[Task statement]
Find the string "JSON" and gather every line that holds it.

-=-=-=-=-

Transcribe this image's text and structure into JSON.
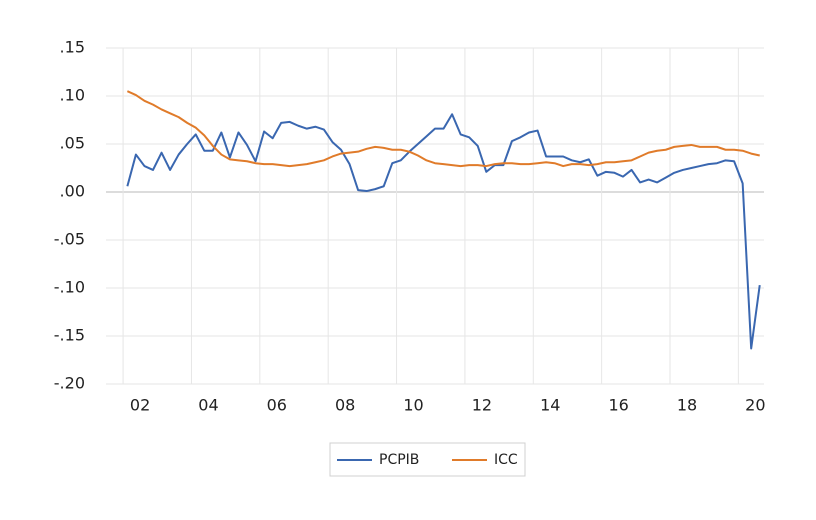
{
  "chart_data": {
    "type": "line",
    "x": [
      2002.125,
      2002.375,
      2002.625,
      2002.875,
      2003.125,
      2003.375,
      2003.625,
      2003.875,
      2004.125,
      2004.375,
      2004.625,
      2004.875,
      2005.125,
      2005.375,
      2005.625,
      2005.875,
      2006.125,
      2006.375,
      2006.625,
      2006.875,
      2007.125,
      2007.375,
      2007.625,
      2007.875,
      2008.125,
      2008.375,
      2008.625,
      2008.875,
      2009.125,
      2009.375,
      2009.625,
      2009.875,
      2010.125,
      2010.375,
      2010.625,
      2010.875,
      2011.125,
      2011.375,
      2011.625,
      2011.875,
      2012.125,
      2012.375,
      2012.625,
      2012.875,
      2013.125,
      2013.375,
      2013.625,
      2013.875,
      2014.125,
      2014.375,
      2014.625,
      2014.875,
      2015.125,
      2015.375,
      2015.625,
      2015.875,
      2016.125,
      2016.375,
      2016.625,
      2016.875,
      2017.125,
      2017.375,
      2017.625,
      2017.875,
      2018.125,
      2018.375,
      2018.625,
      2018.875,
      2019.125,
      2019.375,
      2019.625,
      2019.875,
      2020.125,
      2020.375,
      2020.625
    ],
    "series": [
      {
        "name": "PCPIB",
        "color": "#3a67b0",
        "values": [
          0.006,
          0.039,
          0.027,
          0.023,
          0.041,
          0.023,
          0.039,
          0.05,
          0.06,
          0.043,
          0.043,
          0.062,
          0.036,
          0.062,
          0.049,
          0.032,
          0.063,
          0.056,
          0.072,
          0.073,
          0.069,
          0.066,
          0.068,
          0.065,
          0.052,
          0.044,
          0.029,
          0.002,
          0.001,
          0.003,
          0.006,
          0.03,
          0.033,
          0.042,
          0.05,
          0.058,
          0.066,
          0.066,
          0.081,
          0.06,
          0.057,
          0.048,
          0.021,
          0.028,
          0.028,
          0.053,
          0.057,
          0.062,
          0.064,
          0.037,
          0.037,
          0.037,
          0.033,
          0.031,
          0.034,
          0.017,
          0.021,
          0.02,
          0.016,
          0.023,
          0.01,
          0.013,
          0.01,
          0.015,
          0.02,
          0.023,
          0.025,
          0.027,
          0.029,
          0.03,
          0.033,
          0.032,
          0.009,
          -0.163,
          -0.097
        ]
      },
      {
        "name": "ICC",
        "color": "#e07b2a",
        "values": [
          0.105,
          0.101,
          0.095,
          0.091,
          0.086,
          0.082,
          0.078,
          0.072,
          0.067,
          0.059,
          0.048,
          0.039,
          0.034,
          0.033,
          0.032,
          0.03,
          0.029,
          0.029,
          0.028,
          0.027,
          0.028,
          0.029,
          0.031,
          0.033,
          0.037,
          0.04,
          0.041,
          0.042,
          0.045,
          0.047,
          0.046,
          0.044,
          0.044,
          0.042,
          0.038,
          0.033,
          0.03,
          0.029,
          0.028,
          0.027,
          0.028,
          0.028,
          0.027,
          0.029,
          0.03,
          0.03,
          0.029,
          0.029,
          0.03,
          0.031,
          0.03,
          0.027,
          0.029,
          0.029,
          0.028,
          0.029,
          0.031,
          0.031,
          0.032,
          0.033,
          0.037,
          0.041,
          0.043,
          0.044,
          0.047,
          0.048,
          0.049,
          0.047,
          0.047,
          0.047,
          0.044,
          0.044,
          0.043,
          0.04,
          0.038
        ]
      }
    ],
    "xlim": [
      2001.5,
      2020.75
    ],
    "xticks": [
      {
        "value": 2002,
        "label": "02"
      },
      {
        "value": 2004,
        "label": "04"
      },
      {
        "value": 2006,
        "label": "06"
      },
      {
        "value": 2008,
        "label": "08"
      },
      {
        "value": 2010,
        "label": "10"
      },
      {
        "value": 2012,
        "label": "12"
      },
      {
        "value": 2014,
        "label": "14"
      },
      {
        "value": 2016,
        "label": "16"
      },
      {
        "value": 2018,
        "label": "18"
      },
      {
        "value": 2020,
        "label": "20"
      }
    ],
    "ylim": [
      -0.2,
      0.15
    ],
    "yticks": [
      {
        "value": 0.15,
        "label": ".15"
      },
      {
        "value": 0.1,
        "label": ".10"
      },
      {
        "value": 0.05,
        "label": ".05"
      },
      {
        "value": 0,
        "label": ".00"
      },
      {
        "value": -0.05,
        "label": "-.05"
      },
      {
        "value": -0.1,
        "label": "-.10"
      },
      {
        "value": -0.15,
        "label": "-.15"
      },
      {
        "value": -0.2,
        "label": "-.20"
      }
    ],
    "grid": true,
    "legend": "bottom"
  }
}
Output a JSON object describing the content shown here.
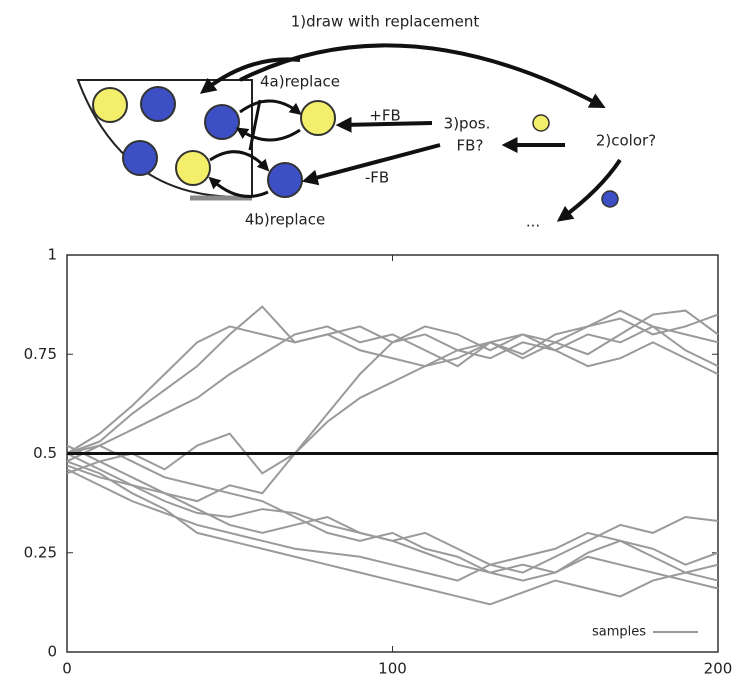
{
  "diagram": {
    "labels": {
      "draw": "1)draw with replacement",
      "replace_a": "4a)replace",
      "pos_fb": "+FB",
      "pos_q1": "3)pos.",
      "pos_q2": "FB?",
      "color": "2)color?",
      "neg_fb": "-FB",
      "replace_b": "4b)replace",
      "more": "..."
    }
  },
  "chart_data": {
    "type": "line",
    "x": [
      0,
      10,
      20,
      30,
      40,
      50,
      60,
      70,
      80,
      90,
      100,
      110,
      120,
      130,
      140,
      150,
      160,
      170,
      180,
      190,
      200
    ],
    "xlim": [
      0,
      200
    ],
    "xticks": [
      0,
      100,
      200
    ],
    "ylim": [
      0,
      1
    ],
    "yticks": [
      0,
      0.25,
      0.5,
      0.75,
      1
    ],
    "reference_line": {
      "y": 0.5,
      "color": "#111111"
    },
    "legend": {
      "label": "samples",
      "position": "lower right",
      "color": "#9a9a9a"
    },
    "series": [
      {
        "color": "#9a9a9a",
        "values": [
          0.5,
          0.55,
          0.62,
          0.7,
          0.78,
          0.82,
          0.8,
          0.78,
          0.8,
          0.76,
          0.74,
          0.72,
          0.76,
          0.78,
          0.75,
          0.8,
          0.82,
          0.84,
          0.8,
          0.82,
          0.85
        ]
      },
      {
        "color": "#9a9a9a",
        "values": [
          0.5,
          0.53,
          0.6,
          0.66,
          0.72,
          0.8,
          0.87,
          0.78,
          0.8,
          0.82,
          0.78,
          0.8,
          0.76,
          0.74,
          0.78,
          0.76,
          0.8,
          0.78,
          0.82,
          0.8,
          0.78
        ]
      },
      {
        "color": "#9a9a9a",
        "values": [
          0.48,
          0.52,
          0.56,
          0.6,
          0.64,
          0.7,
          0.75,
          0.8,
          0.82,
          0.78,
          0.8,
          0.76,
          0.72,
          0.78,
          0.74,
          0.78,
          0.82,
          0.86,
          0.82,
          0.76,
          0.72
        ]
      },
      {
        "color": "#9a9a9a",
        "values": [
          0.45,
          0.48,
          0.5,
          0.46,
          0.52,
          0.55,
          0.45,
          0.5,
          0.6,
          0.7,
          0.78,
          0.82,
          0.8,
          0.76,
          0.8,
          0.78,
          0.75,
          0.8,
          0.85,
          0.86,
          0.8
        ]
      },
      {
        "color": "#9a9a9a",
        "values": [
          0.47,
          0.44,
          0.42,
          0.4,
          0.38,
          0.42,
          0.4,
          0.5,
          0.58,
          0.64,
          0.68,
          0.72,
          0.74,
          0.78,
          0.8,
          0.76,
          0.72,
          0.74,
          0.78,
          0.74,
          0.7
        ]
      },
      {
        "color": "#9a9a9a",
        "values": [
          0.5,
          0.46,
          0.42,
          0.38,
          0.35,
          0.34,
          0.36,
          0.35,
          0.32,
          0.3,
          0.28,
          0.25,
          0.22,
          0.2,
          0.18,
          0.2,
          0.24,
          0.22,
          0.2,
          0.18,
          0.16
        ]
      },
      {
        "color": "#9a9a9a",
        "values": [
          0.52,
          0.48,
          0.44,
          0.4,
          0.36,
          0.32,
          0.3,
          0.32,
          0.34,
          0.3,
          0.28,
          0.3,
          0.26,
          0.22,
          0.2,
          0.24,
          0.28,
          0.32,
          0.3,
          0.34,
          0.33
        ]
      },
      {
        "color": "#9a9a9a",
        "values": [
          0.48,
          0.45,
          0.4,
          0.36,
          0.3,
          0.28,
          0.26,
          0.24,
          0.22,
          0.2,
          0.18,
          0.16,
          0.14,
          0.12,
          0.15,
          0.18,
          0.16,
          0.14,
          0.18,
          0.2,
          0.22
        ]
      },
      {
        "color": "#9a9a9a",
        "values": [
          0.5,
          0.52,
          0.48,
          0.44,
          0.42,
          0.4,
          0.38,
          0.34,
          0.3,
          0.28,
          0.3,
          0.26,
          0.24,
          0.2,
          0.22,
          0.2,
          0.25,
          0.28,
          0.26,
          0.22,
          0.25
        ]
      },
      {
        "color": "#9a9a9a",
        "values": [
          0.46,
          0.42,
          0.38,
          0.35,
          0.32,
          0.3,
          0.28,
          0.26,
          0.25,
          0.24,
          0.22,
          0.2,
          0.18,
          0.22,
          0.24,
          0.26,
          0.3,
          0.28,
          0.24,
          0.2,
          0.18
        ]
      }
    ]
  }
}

-=-=-=-=-

[Solution for this problem]
Transcribe this image's text and structure into JSON.
Output a JSON object describing the content shown here.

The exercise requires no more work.